#### Задание A
Перепишите без изменений записи с самого первого до строки с «y-tick-label: 78 <box>20 151 34 164</box>» включительно.

#### Фрагмент документа
++++++
Кончая гимназию во Владимире-губернском, я впервые лично познакомился с писателем,- и этот писатель был не кто иной, как честнейший, добрейший, деликатнейший собеседник, какого когда-либо в жизни приходилось мне встречать, знаменитейший в те годы (1895-1896) повествователь Владимир Галактионович Короленко. Перед его приездом во Владимир, в гости к инженеру М. М. Ковальскому и его жене А. С. Ковальской, я дал А. С. Ковальской, по ее желанию, тетрадь моих стихов для прочтения. Это были стихи, написанные мною главным образом в возрасте 16-17 лет. Она передала эту тетрадь Короленко. Он увез ее с собой и позднее написал мне подробное письмо о моих стихах. Он указал мне на мудрый закон творчества, который в ту пору юности я лишь подозревал, а он четко и поэтически выразил так, что слова В. Г. Короленко навсегда врезались в мою память и запомнились чувством как умное слово старшего, которого должно слушаться. Он писал мне, что у меня много красивых подробностей, частностей, успешно ухваченных из мира природы, что нужно сосредоточивать свое внимание, а не гоняться за каждым промелькнувшим мотыльком, что никак не нужно торопить свое чувство мыслью, а надо довериться бессознательной области души, которая незаметно накопляет свои наблюдения и сопоставления, а потом внезапно все это расцветает, как внезапно расцветает цветок после долгой невидной поры накопления своих сил. Это золотое правило я запомнил и памятую ныне. Это цветочное правило нужно было бы ваятельно, живописно и словесно занести над входом в ту строгую святыню, которая называется - Творчество.
++++++
#### Представленные данные
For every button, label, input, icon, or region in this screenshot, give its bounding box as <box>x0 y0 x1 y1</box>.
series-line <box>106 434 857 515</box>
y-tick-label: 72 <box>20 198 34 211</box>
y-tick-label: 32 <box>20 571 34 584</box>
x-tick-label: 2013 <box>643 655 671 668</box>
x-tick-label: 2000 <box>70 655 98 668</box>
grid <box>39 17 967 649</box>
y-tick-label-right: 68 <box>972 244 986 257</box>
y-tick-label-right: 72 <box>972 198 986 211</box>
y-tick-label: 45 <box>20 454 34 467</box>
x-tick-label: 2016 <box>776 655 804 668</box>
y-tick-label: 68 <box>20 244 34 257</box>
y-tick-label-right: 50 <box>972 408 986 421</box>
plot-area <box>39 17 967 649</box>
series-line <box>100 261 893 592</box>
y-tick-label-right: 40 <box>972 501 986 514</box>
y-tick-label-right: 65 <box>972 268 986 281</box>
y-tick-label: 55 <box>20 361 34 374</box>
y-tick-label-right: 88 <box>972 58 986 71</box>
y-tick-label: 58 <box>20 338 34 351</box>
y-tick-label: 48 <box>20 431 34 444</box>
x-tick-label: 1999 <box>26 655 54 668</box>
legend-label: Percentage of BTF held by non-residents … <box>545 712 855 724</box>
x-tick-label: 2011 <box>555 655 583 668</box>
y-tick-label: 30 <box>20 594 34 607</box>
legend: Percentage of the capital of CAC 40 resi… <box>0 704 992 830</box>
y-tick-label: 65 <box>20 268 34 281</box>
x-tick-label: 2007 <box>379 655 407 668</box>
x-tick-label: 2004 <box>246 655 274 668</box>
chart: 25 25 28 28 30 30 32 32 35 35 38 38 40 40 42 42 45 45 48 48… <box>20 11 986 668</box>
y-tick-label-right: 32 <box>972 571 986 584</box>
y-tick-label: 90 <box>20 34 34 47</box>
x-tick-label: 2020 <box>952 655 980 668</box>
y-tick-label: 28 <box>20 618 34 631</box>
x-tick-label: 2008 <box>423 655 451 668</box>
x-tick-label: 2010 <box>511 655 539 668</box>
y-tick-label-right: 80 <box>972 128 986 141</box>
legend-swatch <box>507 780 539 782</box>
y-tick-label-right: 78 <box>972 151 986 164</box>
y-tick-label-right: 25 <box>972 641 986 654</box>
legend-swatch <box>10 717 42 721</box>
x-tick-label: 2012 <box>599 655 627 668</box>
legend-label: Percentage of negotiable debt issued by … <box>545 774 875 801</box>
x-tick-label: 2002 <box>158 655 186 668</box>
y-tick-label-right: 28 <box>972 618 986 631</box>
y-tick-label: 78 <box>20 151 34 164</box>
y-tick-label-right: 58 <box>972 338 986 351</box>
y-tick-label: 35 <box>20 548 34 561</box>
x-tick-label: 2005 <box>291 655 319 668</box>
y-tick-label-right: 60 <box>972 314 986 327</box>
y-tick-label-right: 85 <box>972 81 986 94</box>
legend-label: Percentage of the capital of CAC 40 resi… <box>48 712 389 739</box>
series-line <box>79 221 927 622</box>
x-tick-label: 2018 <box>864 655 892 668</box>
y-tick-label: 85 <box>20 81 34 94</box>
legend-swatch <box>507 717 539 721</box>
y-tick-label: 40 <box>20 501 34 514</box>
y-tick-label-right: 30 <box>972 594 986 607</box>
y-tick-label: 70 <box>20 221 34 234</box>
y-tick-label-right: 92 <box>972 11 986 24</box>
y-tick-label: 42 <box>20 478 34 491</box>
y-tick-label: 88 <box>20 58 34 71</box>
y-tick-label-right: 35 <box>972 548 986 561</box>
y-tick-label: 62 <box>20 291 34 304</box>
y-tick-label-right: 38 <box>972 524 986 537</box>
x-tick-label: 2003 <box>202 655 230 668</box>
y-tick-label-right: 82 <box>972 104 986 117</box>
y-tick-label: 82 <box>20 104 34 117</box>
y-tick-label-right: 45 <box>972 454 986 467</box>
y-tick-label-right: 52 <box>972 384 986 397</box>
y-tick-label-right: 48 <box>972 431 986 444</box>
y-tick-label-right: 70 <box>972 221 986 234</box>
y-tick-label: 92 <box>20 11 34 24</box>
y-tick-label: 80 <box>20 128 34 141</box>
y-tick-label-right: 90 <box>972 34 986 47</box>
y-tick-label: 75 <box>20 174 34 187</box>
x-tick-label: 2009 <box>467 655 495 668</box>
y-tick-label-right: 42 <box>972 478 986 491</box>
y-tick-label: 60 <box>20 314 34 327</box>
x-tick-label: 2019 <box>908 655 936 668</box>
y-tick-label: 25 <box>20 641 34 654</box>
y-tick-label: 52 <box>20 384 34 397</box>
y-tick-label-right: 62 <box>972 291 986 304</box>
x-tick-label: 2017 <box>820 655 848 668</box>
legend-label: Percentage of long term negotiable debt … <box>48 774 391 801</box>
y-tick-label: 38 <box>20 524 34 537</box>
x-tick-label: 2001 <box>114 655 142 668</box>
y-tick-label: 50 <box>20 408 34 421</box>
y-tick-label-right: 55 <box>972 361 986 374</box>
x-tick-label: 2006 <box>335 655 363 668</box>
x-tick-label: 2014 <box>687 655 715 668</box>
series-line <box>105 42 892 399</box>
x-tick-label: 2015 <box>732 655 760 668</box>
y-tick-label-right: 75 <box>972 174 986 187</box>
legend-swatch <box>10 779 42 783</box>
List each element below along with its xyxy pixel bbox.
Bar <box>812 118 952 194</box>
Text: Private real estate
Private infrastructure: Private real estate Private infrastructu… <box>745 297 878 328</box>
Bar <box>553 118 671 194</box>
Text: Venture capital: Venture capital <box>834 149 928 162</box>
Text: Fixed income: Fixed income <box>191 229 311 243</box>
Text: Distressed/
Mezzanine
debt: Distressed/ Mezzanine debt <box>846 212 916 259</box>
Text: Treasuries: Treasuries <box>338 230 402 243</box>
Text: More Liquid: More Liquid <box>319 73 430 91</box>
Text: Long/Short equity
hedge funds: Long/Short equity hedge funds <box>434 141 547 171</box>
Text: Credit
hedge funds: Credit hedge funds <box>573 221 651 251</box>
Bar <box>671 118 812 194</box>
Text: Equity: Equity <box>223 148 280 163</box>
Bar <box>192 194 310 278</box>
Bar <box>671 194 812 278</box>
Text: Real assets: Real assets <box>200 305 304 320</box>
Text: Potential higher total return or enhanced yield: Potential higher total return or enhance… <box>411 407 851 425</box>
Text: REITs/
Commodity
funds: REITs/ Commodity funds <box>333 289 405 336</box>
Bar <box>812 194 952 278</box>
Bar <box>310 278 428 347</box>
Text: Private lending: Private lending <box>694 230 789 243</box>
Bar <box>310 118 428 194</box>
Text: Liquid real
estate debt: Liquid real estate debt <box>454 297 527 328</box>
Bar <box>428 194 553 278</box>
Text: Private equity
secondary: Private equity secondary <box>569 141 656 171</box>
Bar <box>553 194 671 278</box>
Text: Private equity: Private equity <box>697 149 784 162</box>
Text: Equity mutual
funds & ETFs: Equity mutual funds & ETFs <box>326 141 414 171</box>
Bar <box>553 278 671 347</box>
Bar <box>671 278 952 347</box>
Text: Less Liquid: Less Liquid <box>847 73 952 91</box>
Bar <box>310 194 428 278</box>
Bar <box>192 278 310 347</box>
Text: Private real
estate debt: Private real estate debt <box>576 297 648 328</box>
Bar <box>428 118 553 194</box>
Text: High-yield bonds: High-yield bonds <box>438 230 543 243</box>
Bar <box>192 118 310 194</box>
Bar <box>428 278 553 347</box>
++++++
#### Задание B
Назовите всех людей, которые упомянуты по имени в отрывке о знакомстве с Короленко.

#### Результат A
For every button, label, input, icon, or region in this screenshot, give its bounding box as <box>x0 y0 x1 y1</box>.
series-line <box>106 434 857 515</box>
y-tick-label: 72 <box>20 198 34 211</box>
y-tick-label: 32 <box>20 571 34 584</box>
x-tick-label: 2013 <box>643 655 671 668</box>
x-tick-label: 2000 <box>70 655 98 668</box>
grid <box>39 17 967 649</box>
y-tick-label-right: 68 <box>972 244 986 257</box>
y-tick-label-right: 72 <box>972 198 986 211</box>
y-tick-label: 45 <box>20 454 34 467</box>
x-tick-label: 2016 <box>776 655 804 668</box>
y-tick-label: 68 <box>20 244 34 257</box>
y-tick-label-right: 50 <box>972 408 986 421</box>
plot-area <box>39 17 967 649</box>
series-line <box>100 261 893 592</box>
y-tick-label-right: 40 <box>972 501 986 514</box>
y-tick-label-right: 65 <box>972 268 986 281</box>
y-tick-label: 55 <box>20 361 34 374</box>
y-tick-label-right: 88 <box>972 58 986 71</box>
y-tick-label: 58 <box>20 338 34 351</box>
y-tick-label: 48 <box>20 431 34 444</box>
x-tick-label: 1999 <box>26 655 54 668</box>
legend-label: Percentage of BTF held by non-residents … <box>545 712 855 724</box>
x-tick-label: 2011 <box>555 655 583 668</box>
y-tick-label: 30 <box>20 594 34 607</box>
legend: Percentage of the capital of CAC 40 resi… <box>0 704 992 830</box>
y-tick-label: 65 <box>20 268 34 281</box>
x-tick-label: 2007 <box>379 655 407 668</box>
x-tick-label: 2004 <box>246 655 274 668</box>
chart: 25 25 28 28 30 30 32 32 35 35 38 38 40 40 42 42 45 45 48 48… <box>20 11 986 668</box>
y-tick-label-right: 32 <box>972 571 986 584</box>
y-tick-label: 90 <box>20 34 34 47</box>
x-tick-label: 2020 <box>952 655 980 668</box>
y-tick-label: 28 <box>20 618 34 631</box>
x-tick-label: 2008 <box>423 655 451 668</box>
x-tick-label: 2010 <box>511 655 539 668</box>
y-tick-label-right: 80 <box>972 128 986 141</box>
legend-swatch <box>507 780 539 782</box>
y-tick-label-right: 78 <box>972 151 986 164</box>
y-tick-label-right: 25 <box>972 641 986 654</box>
legend-swatch <box>10 717 42 721</box>
x-tick-label: 2012 <box>599 655 627 668</box>
legend-label: Percentage of negotiable debt issued by … <box>545 774 875 801</box>
x-tick-label: 2002 <box>158 655 186 668</box>
y-tick-label-right: 28 <box>972 618 986 631</box>
y-tick-label: 78 <box>20 151 34 164</box>

#### Результат B
Владимир Галактионович Короленко; М. М. Ковальский; А. С. Ковальская